Exercise: Reproduce the records below exactly, leaving out any pictures.

Excerpt from a dataset:
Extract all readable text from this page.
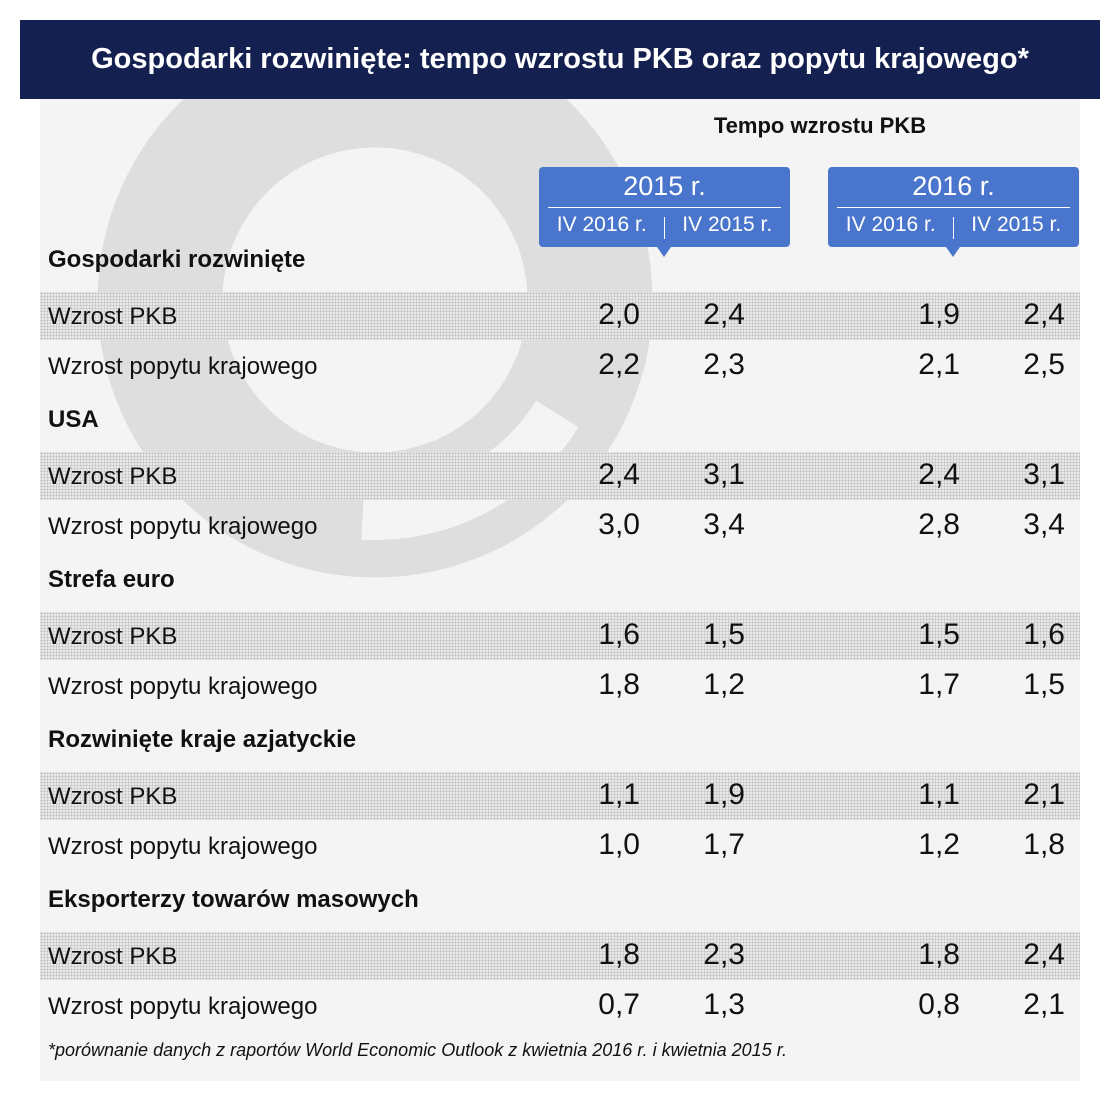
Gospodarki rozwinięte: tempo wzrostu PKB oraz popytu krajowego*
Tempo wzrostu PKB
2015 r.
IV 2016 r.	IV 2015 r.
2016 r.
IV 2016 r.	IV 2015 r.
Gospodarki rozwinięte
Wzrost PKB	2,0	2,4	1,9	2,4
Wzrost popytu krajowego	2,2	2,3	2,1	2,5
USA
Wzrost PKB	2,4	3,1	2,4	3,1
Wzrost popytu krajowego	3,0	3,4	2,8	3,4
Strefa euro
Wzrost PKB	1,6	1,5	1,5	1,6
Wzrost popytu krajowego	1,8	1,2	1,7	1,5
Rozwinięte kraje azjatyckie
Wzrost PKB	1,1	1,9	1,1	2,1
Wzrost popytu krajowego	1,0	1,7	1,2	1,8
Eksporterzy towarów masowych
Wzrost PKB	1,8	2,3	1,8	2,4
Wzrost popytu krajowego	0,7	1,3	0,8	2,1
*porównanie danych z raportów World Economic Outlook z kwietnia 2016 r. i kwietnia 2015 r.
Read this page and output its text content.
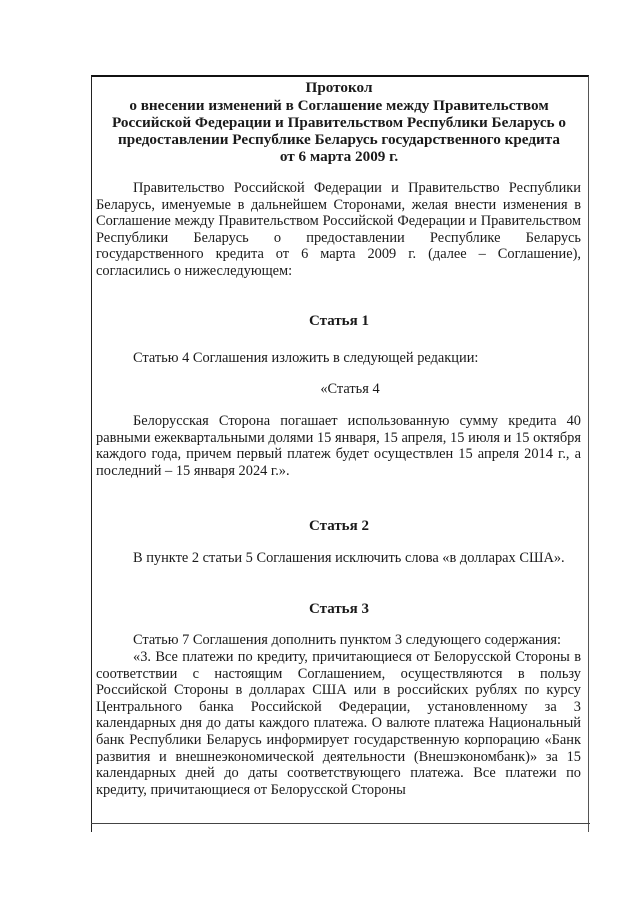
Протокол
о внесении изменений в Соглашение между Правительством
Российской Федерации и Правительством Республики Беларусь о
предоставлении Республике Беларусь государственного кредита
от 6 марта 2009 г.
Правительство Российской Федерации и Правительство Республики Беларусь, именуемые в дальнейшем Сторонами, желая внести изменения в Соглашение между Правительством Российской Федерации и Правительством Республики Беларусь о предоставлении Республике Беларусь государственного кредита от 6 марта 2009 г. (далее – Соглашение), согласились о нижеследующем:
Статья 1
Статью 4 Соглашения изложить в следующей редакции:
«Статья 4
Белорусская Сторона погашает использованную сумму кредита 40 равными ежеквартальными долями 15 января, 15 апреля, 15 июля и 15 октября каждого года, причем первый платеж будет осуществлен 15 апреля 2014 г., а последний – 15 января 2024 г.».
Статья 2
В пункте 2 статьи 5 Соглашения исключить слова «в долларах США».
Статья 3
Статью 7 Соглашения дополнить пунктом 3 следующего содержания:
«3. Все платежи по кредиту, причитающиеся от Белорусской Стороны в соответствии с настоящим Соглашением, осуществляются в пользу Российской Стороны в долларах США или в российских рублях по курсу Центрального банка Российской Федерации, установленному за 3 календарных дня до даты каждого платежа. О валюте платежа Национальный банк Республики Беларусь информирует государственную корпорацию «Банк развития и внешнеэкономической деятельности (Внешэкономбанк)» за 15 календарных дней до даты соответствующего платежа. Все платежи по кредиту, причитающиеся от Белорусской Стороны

Answer below:
Extract all readable text from this page.
Gospodarki rozwinięte: tempo wzrostu PKB oraz popytu krajowego*
Tempo wzrostu PKB
2015 r.
IV 2016 r.	IV 2015 r.
2016 r.
IV 2016 r.	IV 2015 r.
Gospodarki rozwinięte
Wzrost PKB	2,0	2,4	1,9	2,4
Wzrost popytu krajowego	2,2	2,3	2,1	2,5
USA
Wzrost PKB	2,4	3,1	2,4	3,1
Wzrost popytu krajowego	3,0	3,4	2,8	3,4
Strefa euro
Wzrost PKB	1,6	1,5	1,5	1,6
Wzrost popytu krajowego	1,8	1,2	1,7	1,5
Rozwinięte kraje azjatyckie
Wzrost PKB	1,1	1,9	1,1	2,1
Wzrost popytu krajowego	1,0	1,7	1,2	1,8
Eksporterzy towarów masowych
Wzrost PKB	1,8	2,3	1,8	2,4
Wzrost popytu krajowego	0,7	1,3	0,8	2,1
*porównanie danych z raportów World Economic Outlook z kwietnia 2016 r. i kwietnia 2015 r.
Read this page and output its text content.
Протокол
о внесении изменений в Соглашение между Правительством
Российской Федерации и Правительством Республики Беларусь о
предоставлении Республике Беларусь государственного кредита
от 6 марта 2009 г.
Правительство Российской Федерации и Правительство Республики Беларусь, именуемые в дальнейшем Сторонами, желая внести изменения в Соглашение между Правительством Российской Федерации и Правительством Республики Беларусь о предоставлении Республике Беларусь государственного кредита от 6 марта 2009 г. (далее – Соглашение), согласились о нижеследующем:
Статья 1
Статью 4 Соглашения изложить в следующей редакции:
«Статья 4
Белорусская Сторона погашает использованную сумму кредита 40 равными ежеквартальными долями 15 января, 15 апреля, 15 июля и 15 октября каждого года, причем первый платеж будет осуществлен 15 апреля 2014 г., а последний – 15 января 2024 г.».
Статья 2
В пункте 2 статьи 5 Соглашения исключить слова «в долларах США».
Статья 3
Статью 7 Соглашения дополнить пунктом 3 следующего содержания:
«3. Все платежи по кредиту, причитающиеся от Белорусской Стороны в соответствии с настоящим Соглашением, осуществляются в пользу Российской Стороны в долларах США или в российских рублях по курсу Центрального банка Российской Федерации, установленному за 3 календарных дня до даты каждого платежа. О валюте платежа Национальный банк Республики Беларусь информирует государственную корпорацию «Банк развития и внешнеэкономической деятельности (Внешэкономбанк)» за 15 календарных дней до даты соответствующего платежа. Все платежи по кредиту, причитающиеся от Белорусской Стороны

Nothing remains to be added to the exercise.